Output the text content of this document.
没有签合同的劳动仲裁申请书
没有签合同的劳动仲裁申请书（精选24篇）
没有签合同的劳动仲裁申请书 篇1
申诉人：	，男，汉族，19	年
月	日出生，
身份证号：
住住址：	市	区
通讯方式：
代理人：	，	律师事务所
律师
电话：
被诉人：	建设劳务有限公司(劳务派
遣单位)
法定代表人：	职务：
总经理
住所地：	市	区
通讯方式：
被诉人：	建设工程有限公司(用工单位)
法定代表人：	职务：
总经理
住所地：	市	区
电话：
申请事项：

____________________

§ PROBLEM TO WORK ON
Go through the listing and print each line exactly as it appears.

§ RESPONSE BELOW
Output the text content of this document.
没有签合同的劳动仲裁申请书
没有签合同的劳动仲裁申请书（精选24篇）
没有签合同的劳动仲裁申请书 篇1
申诉人：	，男，汉族，19	年
月	日出生，
身份证号：
住住址：	市	区
通讯方式：
代理人：	，	律师事务所
律师
电话：
被诉人：	建设劳务有限公司(劳务派
遣单位)
法定代表人：	职务：
总经理
住所地：	市	区
通讯方式：
被诉人：	建设工程有限公司(用工单位)
法定代表人：	职务：
总经理
住所地：	市	区
电话：
申请事项：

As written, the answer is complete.